-- Start Provided data --

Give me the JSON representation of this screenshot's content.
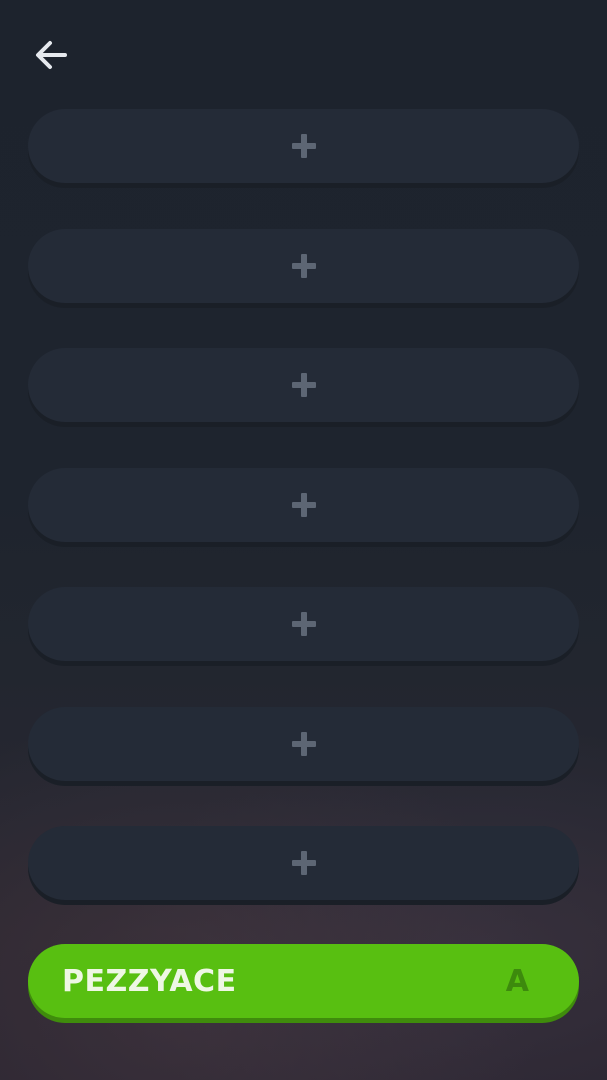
{
  "header": {
    "back_icon": "arrow-left-icon"
  },
  "slots": [
    {
      "icon": "plus-icon"
    },
    {
      "icon": "plus-icon"
    },
    {
      "icon": "plus-icon"
    },
    {
      "icon": "plus-icon"
    },
    {
      "icon": "plus-icon"
    },
    {
      "icon": "plus-icon"
    },
    {
      "icon": "plus-icon"
    }
  ],
  "player": {
    "name": "PEZZYACE",
    "tag": "A",
    "color": "#58bf11"
  },
  "colors": {
    "background": "#1d232d",
    "slot": "#242b37",
    "plus": "#5d6674",
    "accent": "#58bf11"
  }
}
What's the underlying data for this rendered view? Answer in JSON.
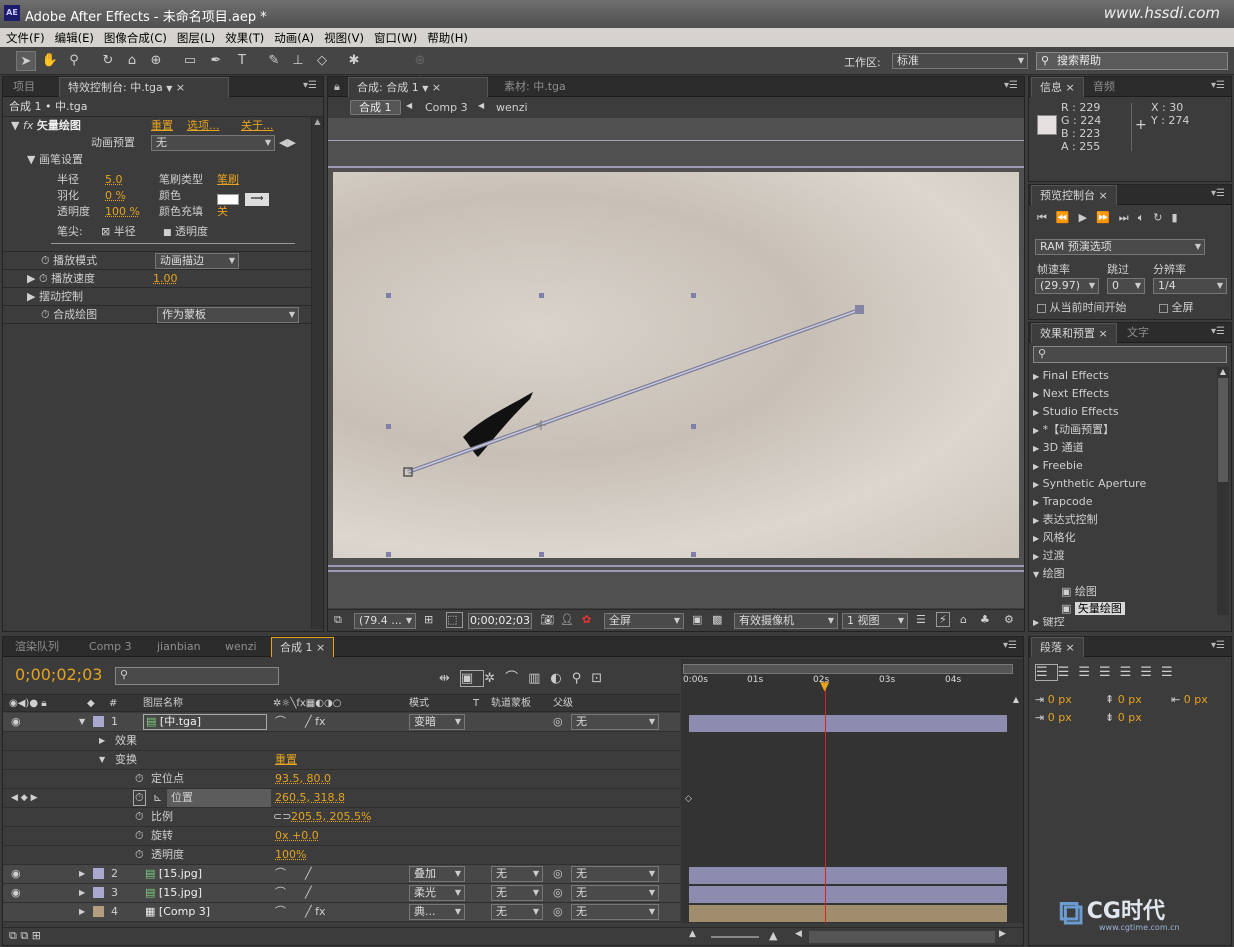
{
  "titlebar": {
    "app_icon": "AE",
    "title": "Adobe After Effects - 未命名项目.aep *",
    "watermark": "www.hssdi.com"
  },
  "menu": [
    "文件(F)",
    "编辑(E)",
    "图像合成(C)",
    "图层(L)",
    "效果(T)",
    "动画(A)",
    "视图(V)",
    "窗口(W)",
    "帮助(H)"
  ],
  "toolbar": {
    "workspace_label": "工作区:",
    "workspace_value": "标准",
    "search_placeholder": "搜索帮助"
  },
  "effect_panel": {
    "tabs": [
      "项目",
      "特效控制台: 中.tga"
    ],
    "breadcrumb": "合成 1 • 中.tga",
    "effect_name": "矢量绘图",
    "reset": "重置",
    "options": "选项...",
    "about": "关于...",
    "preset_label": "动画预置",
    "preset_value": "无",
    "brush_settings": "画笔设置",
    "radius_label": "半径",
    "radius_value": "5.0",
    "brush_type_label": "笔刷类型",
    "brush_type_value": "笔刷",
    "feather_label": "羽化",
    "feather_value": "0 %",
    "color_label": "颜色",
    "opacity_label": "透明度",
    "opacity_value": "100 %",
    "color_fill_label": "颜色充填",
    "color_fill_value": "关",
    "tip_label": "笔尖:",
    "tip_radius": "半径",
    "tip_opacity": "透明度",
    "playback_mode_label": "播放模式",
    "playback_mode_value": "动画描边",
    "playback_speed_label": "播放速度",
    "playback_speed_value": "1.00",
    "wiggle_label": "摆动控制",
    "composite_label": "合成绘图",
    "composite_value": "作为蒙板"
  },
  "comp_panel": {
    "tabs": [
      "合成: 合成 1",
      "素材: 中.tga"
    ],
    "breadcrumbs": [
      "合成 1",
      "Comp 3",
      "wenzi"
    ],
    "footer": {
      "zoom": "(79.4 ...",
      "timecode": "0;00;02;03",
      "resolution": "全屏",
      "camera": "有效摄像机",
      "view": "1 视图"
    }
  },
  "info_panel": {
    "tabs": [
      "信息",
      "音频"
    ],
    "r": "R : 229",
    "g": "G : 224",
    "b": "B : 223",
    "a": "A : 255",
    "x": "X : 30",
    "y": "Y : 274"
  },
  "preview_panel": {
    "tab": "预览控制台",
    "ram": "RAM 预演选项",
    "fps_label": "帧速率",
    "skip_label": "跳过",
    "res_label": "分辨率",
    "fps": "(29.97)",
    "skip": "0",
    "res": "1/4",
    "from_current": "从当前时间开始",
    "fullscreen": "全屏"
  },
  "effects_panel": {
    "tabs": [
      "效果和预置",
      "文字"
    ],
    "items": [
      "Final Effects",
      "Next Effects",
      "Studio Effects",
      "*【动画预置】",
      "3D 通道",
      "Freebie",
      "Synthetic Aperture",
      "Trapcode",
      "表达式控制",
      "风格化",
      "过渡",
      "绘图"
    ],
    "sub_items": [
      "绘图",
      "矢量绘图"
    ],
    "last_item": "键控"
  },
  "paragraph_panel": {
    "tab": "段落",
    "px": [
      "0 px",
      "0 px",
      "0 px",
      "0 px",
      "0 px"
    ]
  },
  "timeline": {
    "tabs": [
      "渲染队列",
      "Comp 3",
      "jianbian",
      "wenzi",
      "合成 1"
    ],
    "timecode": "0;00;02;03",
    "headers": {
      "num": "#",
      "name": "图层名称",
      "mode": "模式",
      "t": "T",
      "trkmat": "轨道蒙板",
      "parent": "父级"
    },
    "ruler": [
      "0:00s",
      "01s",
      "02s",
      "03s",
      "04s"
    ],
    "layers": [
      {
        "num": "1",
        "name": "[中.tga]",
        "mode": "变暗",
        "trk": "",
        "parent": "无"
      },
      {
        "num": "2",
        "name": "[15.jpg]",
        "mode": "叠加",
        "trk": "无",
        "parent": "无"
      },
      {
        "num": "3",
        "name": "[15.jpg]",
        "mode": "柔光",
        "trk": "无",
        "parent": "无"
      },
      {
        "num": "4",
        "name": "[Comp 3]",
        "mode": "典...",
        "trk": "无",
        "parent": "无"
      }
    ],
    "props": {
      "effects": "效果",
      "transform": "变换",
      "reset": "重置",
      "anchor_label": "定位点",
      "anchor": "93.5, 80.0",
      "position_label": "位置",
      "position": "260.5, 318.8",
      "scale_label": "比例",
      "scale": "205.5, 205.5%",
      "rotation_label": "旋转",
      "rotation": "0x +0.0",
      "opacity_label": "透明度",
      "opacity": "100%"
    }
  },
  "logo": {
    "text": "CG时代",
    "url": "www.cgtime.com.cn"
  }
}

-- End Provided data --

_Problem statement_.
Restate each entry word for word, leaving out any pictures.

_Expected output_.
Give me the JSON representation of this screenshot's content.
{
  "header": {
    "back_icon": "arrow-left-icon"
  },
  "slots": [
    {
      "icon": "plus-icon"
    },
    {
      "icon": "plus-icon"
    },
    {
      "icon": "plus-icon"
    },
    {
      "icon": "plus-icon"
    },
    {
      "icon": "plus-icon"
    },
    {
      "icon": "plus-icon"
    },
    {
      "icon": "plus-icon"
    }
  ],
  "player": {
    "name": "PEZZYACE",
    "tag": "A",
    "color": "#58bf11"
  },
  "colors": {
    "background": "#1d232d",
    "slot": "#242b37",
    "plus": "#5d6674",
    "accent": "#58bf11"
  }
}
What's the underlying data for this rendered view? Answer in JSON.
{
  "titlebar": {
    "app_icon": "AE",
    "title": "Adobe After Effects - 未命名项目.aep *",
    "watermark": "www.hssdi.com"
  },
  "menu": [
    "文件(F)",
    "编辑(E)",
    "图像合成(C)",
    "图层(L)",
    "效果(T)",
    "动画(A)",
    "视图(V)",
    "窗口(W)",
    "帮助(H)"
  ],
  "toolbar": {
    "workspace_label": "工作区:",
    "workspace_value": "标准",
    "search_placeholder": "搜索帮助"
  },
  "effect_panel": {
    "tabs": [
      "项目",
      "特效控制台: 中.tga"
    ],
    "breadcrumb": "合成 1 • 中.tga",
    "effect_name": "矢量绘图",
    "reset": "重置",
    "options": "选项...",
    "about": "关于...",
    "preset_label": "动画预置",
    "preset_value": "无",
    "brush_settings": "画笔设置",
    "radius_label": "半径",
    "radius_value": "5.0",
    "brush_type_label": "笔刷类型",
    "brush_type_value": "笔刷",
    "feather_label": "羽化",
    "feather_value": "0 %",
    "color_label": "颜色",
    "opacity_label": "透明度",
    "opacity_value": "100 %",
    "color_fill_label": "颜色充填",
    "color_fill_value": "关",
    "tip_label": "笔尖:",
    "tip_radius": "半径",
    "tip_opacity": "透明度",
    "playback_mode_label": "播放模式",
    "playback_mode_value": "动画描边",
    "playback_speed_label": "播放速度",
    "playback_speed_value": "1.00",
    "wiggle_label": "摆动控制",
    "composite_label": "合成绘图",
    "composite_value": "作为蒙板"
  },
  "comp_panel": {
    "tabs": [
      "合成: 合成 1",
      "素材: 中.tga"
    ],
    "breadcrumbs": [
      "合成 1",
      "Comp 3",
      "wenzi"
    ],
    "footer": {
      "zoom": "(79.4 ...",
      "timecode": "0;00;02;03",
      "resolution": "全屏",
      "camera": "有效摄像机",
      "view": "1 视图"
    }
  },
  "info_panel": {
    "tabs": [
      "信息",
      "音频"
    ],
    "r": "R : 229",
    "g": "G : 224",
    "b": "B : 223",
    "a": "A : 255",
    "x": "X : 30",
    "y": "Y : 274"
  },
  "preview_panel": {
    "tab": "预览控制台",
    "ram": "RAM 预演选项",
    "fps_label": "帧速率",
    "skip_label": "跳过",
    "res_label": "分辨率",
    "fps": "(29.97)",
    "skip": "0",
    "res": "1/4",
    "from_current": "从当前时间开始",
    "fullscreen": "全屏"
  },
  "effects_panel": {
    "tabs": [
      "效果和预置",
      "文字"
    ],
    "items": [
      "Final Effects",
      "Next Effects",
      "Studio Effects",
      "*【动画预置】",
      "3D 通道",
      "Freebie",
      "Synthetic Aperture",
      "Trapcode",
      "表达式控制",
      "风格化",
      "过渡",
      "绘图"
    ],
    "sub_items": [
      "绘图",
      "矢量绘图"
    ],
    "last_item": "键控"
  },
  "paragraph_panel": {
    "tab": "段落",
    "px": [
      "0 px",
      "0 px",
      "0 px",
      "0 px",
      "0 px"
    ]
  },
  "timeline": {
    "tabs": [
      "渲染队列",
      "Comp 3",
      "jianbian",
      "wenzi",
      "合成 1"
    ],
    "timecode": "0;00;02;03",
    "headers": {
      "num": "#",
      "name": "图层名称",
      "mode": "模式",
      "t": "T",
      "trkmat": "轨道蒙板",
      "parent": "父级"
    },
    "ruler": [
      "0:00s",
      "01s",
      "02s",
      "03s",
      "04s"
    ],
    "layers": [
      {
        "num": "1",
        "name": "[中.tga]",
        "mode": "变暗",
        "trk": "",
        "parent": "无"
      },
      {
        "num": "2",
        "name": "[15.jpg]",
        "mode": "叠加",
        "trk": "无",
        "parent": "无"
      },
      {
        "num": "3",
        "name": "[15.jpg]",
        "mode": "柔光",
        "trk": "无",
        "parent": "无"
      },
      {
        "num": "4",
        "name": "[Comp 3]",
        "mode": "典...",
        "trk": "无",
        "parent": "无"
      }
    ],
    "props": {
      "effects": "效果",
      "transform": "变换",
      "reset": "重置",
      "anchor_label": "定位点",
      "anchor": "93.5, 80.0",
      "position_label": "位置",
      "position": "260.5, 318.8",
      "scale_label": "比例",
      "scale": "205.5, 205.5%",
      "rotation_label": "旋转",
      "rotation": "0x +0.0",
      "opacity_label": "透明度",
      "opacity": "100%"
    }
  },
  "logo": {
    "text": "CG时代",
    "url": "www.cgtime.com.cn"
  }
}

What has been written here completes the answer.